start INFORMATION SUPPLIED

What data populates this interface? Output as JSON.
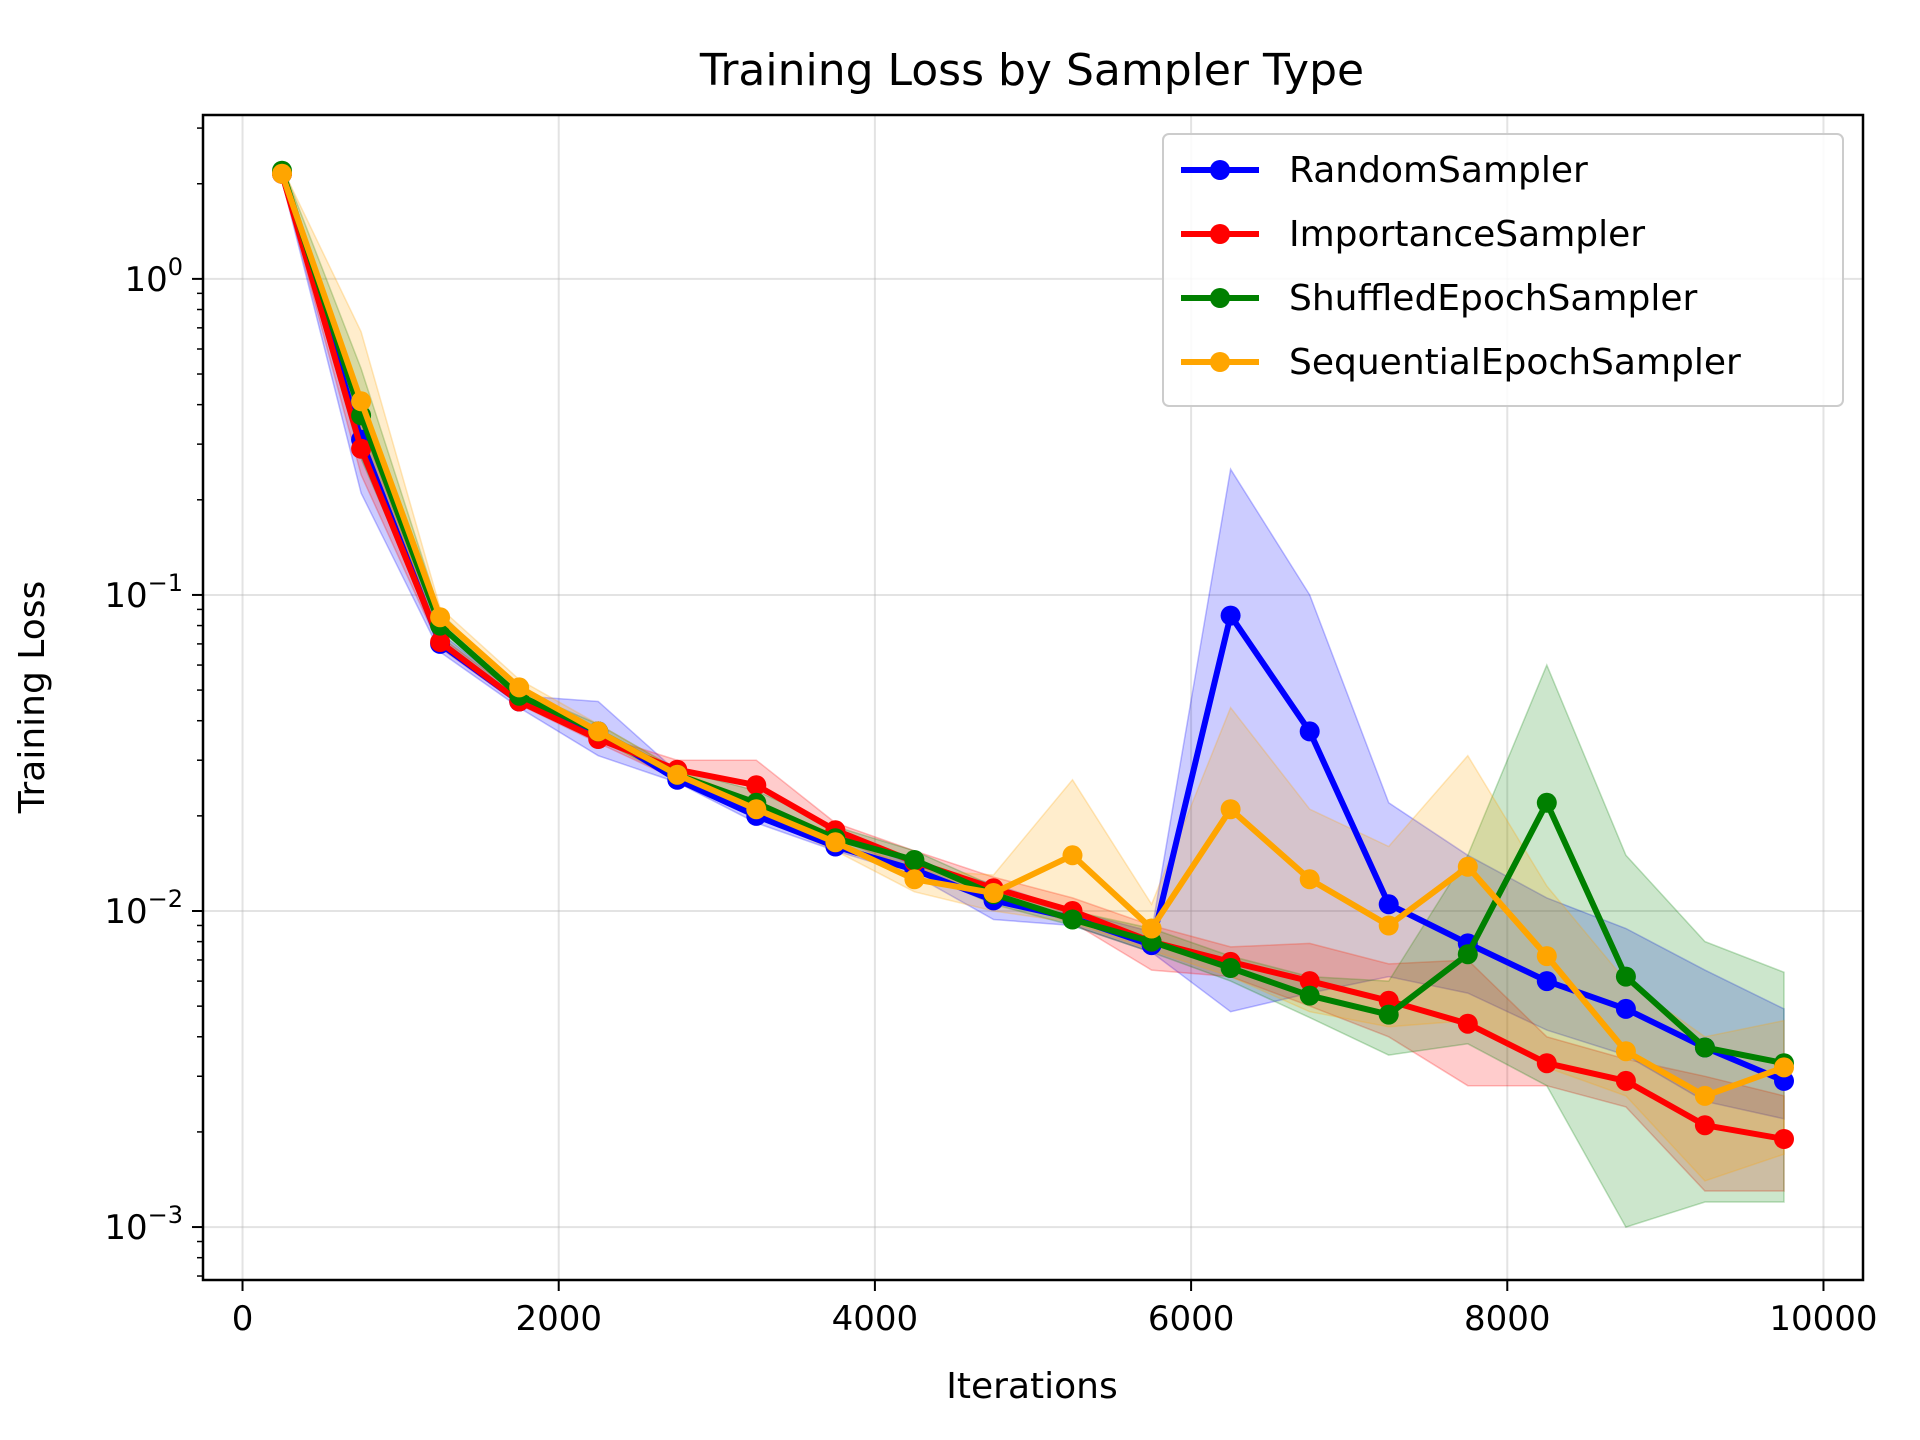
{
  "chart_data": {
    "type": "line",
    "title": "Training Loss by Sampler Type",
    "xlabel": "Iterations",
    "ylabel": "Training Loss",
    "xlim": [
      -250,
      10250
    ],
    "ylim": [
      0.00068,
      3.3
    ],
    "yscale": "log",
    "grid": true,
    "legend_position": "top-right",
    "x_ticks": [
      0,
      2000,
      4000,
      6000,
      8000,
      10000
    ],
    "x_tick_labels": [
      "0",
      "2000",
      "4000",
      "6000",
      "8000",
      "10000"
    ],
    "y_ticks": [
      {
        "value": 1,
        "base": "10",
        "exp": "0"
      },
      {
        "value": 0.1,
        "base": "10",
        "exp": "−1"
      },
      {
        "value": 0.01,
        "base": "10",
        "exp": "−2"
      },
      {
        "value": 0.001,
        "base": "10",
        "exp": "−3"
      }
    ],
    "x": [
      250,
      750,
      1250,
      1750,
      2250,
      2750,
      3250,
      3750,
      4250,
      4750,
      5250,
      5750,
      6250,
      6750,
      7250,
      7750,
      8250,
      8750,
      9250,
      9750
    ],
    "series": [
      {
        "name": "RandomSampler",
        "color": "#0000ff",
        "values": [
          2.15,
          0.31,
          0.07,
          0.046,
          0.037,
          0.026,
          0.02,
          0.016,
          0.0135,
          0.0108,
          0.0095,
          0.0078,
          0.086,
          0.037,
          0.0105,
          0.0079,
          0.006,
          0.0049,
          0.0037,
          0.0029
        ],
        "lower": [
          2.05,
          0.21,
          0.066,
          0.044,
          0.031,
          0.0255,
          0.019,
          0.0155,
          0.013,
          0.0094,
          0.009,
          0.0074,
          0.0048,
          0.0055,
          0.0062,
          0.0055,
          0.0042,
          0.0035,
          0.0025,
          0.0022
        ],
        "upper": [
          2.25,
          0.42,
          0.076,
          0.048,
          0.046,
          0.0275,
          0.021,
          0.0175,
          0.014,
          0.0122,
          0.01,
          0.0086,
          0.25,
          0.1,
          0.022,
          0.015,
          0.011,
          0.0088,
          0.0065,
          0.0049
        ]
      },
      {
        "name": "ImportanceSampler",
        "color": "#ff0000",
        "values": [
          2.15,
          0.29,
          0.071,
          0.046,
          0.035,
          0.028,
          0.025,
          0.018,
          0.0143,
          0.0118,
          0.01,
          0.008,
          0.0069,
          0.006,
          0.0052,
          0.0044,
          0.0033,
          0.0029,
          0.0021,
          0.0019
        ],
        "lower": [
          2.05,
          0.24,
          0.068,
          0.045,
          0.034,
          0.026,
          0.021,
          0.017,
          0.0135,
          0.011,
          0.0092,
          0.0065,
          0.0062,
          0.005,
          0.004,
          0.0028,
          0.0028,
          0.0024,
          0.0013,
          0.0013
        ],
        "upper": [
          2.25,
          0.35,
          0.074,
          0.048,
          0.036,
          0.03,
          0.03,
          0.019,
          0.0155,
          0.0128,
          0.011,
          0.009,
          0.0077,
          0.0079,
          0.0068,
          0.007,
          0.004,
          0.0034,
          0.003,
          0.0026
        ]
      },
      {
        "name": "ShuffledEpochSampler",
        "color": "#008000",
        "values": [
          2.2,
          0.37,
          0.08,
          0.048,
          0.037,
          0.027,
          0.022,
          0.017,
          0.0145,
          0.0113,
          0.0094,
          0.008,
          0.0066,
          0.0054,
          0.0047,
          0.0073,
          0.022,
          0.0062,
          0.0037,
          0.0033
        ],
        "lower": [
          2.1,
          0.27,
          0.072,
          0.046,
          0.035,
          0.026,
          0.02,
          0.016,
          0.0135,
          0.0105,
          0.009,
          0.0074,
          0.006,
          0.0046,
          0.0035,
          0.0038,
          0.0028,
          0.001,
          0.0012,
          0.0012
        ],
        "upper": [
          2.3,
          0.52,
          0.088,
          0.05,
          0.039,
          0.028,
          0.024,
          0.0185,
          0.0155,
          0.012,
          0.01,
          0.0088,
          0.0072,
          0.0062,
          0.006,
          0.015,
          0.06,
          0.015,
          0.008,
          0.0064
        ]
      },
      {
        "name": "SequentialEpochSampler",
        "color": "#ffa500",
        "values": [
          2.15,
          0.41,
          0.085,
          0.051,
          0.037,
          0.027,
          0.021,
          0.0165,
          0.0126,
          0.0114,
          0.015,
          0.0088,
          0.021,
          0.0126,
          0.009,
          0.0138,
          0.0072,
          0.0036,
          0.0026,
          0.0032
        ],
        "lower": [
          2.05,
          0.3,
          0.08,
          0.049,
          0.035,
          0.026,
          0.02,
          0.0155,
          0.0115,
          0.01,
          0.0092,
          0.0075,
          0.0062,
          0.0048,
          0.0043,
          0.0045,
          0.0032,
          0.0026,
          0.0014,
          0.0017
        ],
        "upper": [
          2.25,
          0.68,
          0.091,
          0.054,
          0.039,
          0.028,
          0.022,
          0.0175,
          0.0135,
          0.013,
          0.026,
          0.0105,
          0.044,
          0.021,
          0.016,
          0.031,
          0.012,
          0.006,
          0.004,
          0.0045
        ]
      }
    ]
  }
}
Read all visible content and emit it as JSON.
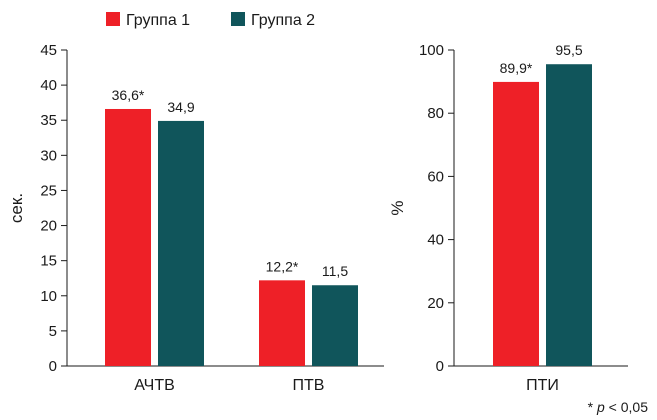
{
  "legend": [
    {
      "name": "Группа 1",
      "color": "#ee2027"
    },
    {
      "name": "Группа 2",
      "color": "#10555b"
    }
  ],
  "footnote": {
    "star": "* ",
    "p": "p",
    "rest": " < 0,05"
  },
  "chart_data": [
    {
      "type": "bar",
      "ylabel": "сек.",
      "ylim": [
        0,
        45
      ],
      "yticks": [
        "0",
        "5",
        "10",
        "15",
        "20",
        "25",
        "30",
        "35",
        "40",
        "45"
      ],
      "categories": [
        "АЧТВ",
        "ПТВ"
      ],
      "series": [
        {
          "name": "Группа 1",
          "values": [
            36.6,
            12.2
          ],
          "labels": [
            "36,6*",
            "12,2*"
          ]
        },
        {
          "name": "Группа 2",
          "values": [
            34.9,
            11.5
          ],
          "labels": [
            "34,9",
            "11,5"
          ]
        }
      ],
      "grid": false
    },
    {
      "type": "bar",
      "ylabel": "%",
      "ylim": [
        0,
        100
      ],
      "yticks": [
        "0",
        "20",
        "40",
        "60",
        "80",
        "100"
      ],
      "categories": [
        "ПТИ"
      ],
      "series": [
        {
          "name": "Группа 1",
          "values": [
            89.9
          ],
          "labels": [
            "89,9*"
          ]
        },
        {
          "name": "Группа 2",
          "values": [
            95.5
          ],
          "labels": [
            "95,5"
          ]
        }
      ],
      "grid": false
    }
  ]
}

end INFORMATION SUPPLIED

WRITTEN INSTRUCTION>
Reproduce every line of the material precisely, omitting its pictures.

EXPECTED OUTPUT>
What data populates this interface? Output as JSON.
{
  "chart_data": {
    "type": "line",
    "title": "Training Loss by Sampler Type",
    "xlabel": "Iterations",
    "ylabel": "Training Loss",
    "xlim": [
      -250,
      10250
    ],
    "ylim": [
      0.00068,
      3.3
    ],
    "yscale": "log",
    "grid": true,
    "legend_position": "top-right",
    "x_ticks": [
      0,
      2000,
      4000,
      6000,
      8000,
      10000
    ],
    "x_tick_labels": [
      "0",
      "2000",
      "4000",
      "6000",
      "8000",
      "10000"
    ],
    "y_ticks": [
      {
        "value": 1,
        "base": "10",
        "exp": "0"
      },
      {
        "value": 0.1,
        "base": "10",
        "exp": "−1"
      },
      {
        "value": 0.01,
        "base": "10",
        "exp": "−2"
      },
      {
        "value": 0.001,
        "base": "10",
        "exp": "−3"
      }
    ],
    "x": [
      250,
      750,
      1250,
      1750,
      2250,
      2750,
      3250,
      3750,
      4250,
      4750,
      5250,
      5750,
      6250,
      6750,
      7250,
      7750,
      8250,
      8750,
      9250,
      9750
    ],
    "series": [
      {
        "name": "RandomSampler",
        "color": "#0000ff",
        "values": [
          2.15,
          0.31,
          0.07,
          0.046,
          0.037,
          0.026,
          0.02,
          0.016,
          0.0135,
          0.0108,
          0.0095,
          0.0078,
          0.086,
          0.037,
          0.0105,
          0.0079,
          0.006,
          0.0049,
          0.0037,
          0.0029
        ],
        "lower": [
          2.05,
          0.21,
          0.066,
          0.044,
          0.031,
          0.0255,
          0.019,
          0.0155,
          0.013,
          0.0094,
          0.009,
          0.0074,
          0.0048,
          0.0055,
          0.0062,
          0.0055,
          0.0042,
          0.0035,
          0.0025,
          0.0022
        ],
        "upper": [
          2.25,
          0.42,
          0.076,
          0.048,
          0.046,
          0.0275,
          0.021,
          0.0175,
          0.014,
          0.0122,
          0.01,
          0.0086,
          0.25,
          0.1,
          0.022,
          0.015,
          0.011,
          0.0088,
          0.0065,
          0.0049
        ]
      },
      {
        "name": "ImportanceSampler",
        "color": "#ff0000",
        "values": [
          2.15,
          0.29,
          0.071,
          0.046,
          0.035,
          0.028,
          0.025,
          0.018,
          0.0143,
          0.0118,
          0.01,
          0.008,
          0.0069,
          0.006,
          0.0052,
          0.0044,
          0.0033,
          0.0029,
          0.0021,
          0.0019
        ],
        "lower": [
          2.05,
          0.24,
          0.068,
          0.045,
          0.034,
          0.026,
          0.021,
          0.017,
          0.0135,
          0.011,
          0.0092,
          0.0065,
          0.0062,
          0.005,
          0.004,
          0.0028,
          0.0028,
          0.0024,
          0.0013,
          0.0013
        ],
        "upper": [
          2.25,
          0.35,
          0.074,
          0.048,
          0.036,
          0.03,
          0.03,
          0.019,
          0.0155,
          0.0128,
          0.011,
          0.009,
          0.0077,
          0.0079,
          0.0068,
          0.007,
          0.004,
          0.0034,
          0.003,
          0.0026
        ]
      },
      {
        "name": "ShuffledEpochSampler",
        "color": "#008000",
        "values": [
          2.2,
          0.37,
          0.08,
          0.048,
          0.037,
          0.027,
          0.022,
          0.017,
          0.0145,
          0.0113,
          0.0094,
          0.008,
          0.0066,
          0.0054,
          0.0047,
          0.0073,
          0.022,
          0.0062,
          0.0037,
          0.0033
        ],
        "lower": [
          2.1,
          0.27,
          0.072,
          0.046,
          0.035,
          0.026,
          0.02,
          0.016,
          0.0135,
          0.0105,
          0.009,
          0.0074,
          0.006,
          0.0046,
          0.0035,
          0.0038,
          0.0028,
          0.001,
          0.0012,
          0.0012
        ],
        "upper": [
          2.3,
          0.52,
          0.088,
          0.05,
          0.039,
          0.028,
          0.024,
          0.0185,
          0.0155,
          0.012,
          0.01,
          0.0088,
          0.0072,
          0.0062,
          0.006,
          0.015,
          0.06,
          0.015,
          0.008,
          0.0064
        ]
      },
      {
        "name": "SequentialEpochSampler",
        "color": "#ffa500",
        "values": [
          2.15,
          0.41,
          0.085,
          0.051,
          0.037,
          0.027,
          0.021,
          0.0165,
          0.0126,
          0.0114,
          0.015,
          0.0088,
          0.021,
          0.0126,
          0.009,
          0.0138,
          0.0072,
          0.0036,
          0.0026,
          0.0032
        ],
        "lower": [
          2.05,
          0.3,
          0.08,
          0.049,
          0.035,
          0.026,
          0.02,
          0.0155,
          0.0115,
          0.01,
          0.0092,
          0.0075,
          0.0062,
          0.0048,
          0.0043,
          0.0045,
          0.0032,
          0.0026,
          0.0014,
          0.0017
        ],
        "upper": [
          2.25,
          0.68,
          0.091,
          0.054,
          0.039,
          0.028,
          0.022,
          0.0175,
          0.0135,
          0.013,
          0.026,
          0.0105,
          0.044,
          0.021,
          0.016,
          0.031,
          0.012,
          0.006,
          0.004,
          0.0045
        ]
      }
    ]
  }
}
Read all visible content and emit it as JSON.
{
  "legend": [
    {
      "name": "Группа 1",
      "color": "#ee2027"
    },
    {
      "name": "Группа 2",
      "color": "#10555b"
    }
  ],
  "footnote": {
    "star": "* ",
    "p": "p",
    "rest": " < 0,05"
  },
  "chart_data": [
    {
      "type": "bar",
      "ylabel": "сек.",
      "ylim": [
        0,
        45
      ],
      "yticks": [
        "0",
        "5",
        "10",
        "15",
        "20",
        "25",
        "30",
        "35",
        "40",
        "45"
      ],
      "categories": [
        "АЧТВ",
        "ПТВ"
      ],
      "series": [
        {
          "name": "Группа 1",
          "values": [
            36.6,
            12.2
          ],
          "labels": [
            "36,6*",
            "12,2*"
          ]
        },
        {
          "name": "Группа 2",
          "values": [
            34.9,
            11.5
          ],
          "labels": [
            "34,9",
            "11,5"
          ]
        }
      ],
      "grid": false
    },
    {
      "type": "bar",
      "ylabel": "%",
      "ylim": [
        0,
        100
      ],
      "yticks": [
        "0",
        "20",
        "40",
        "60",
        "80",
        "100"
      ],
      "categories": [
        "ПТИ"
      ],
      "series": [
        {
          "name": "Группа 1",
          "values": [
            89.9
          ],
          "labels": [
            "89,9*"
          ]
        },
        {
          "name": "Группа 2",
          "values": [
            95.5
          ],
          "labels": [
            "95,5"
          ]
        }
      ],
      "grid": false
    }
  ]
}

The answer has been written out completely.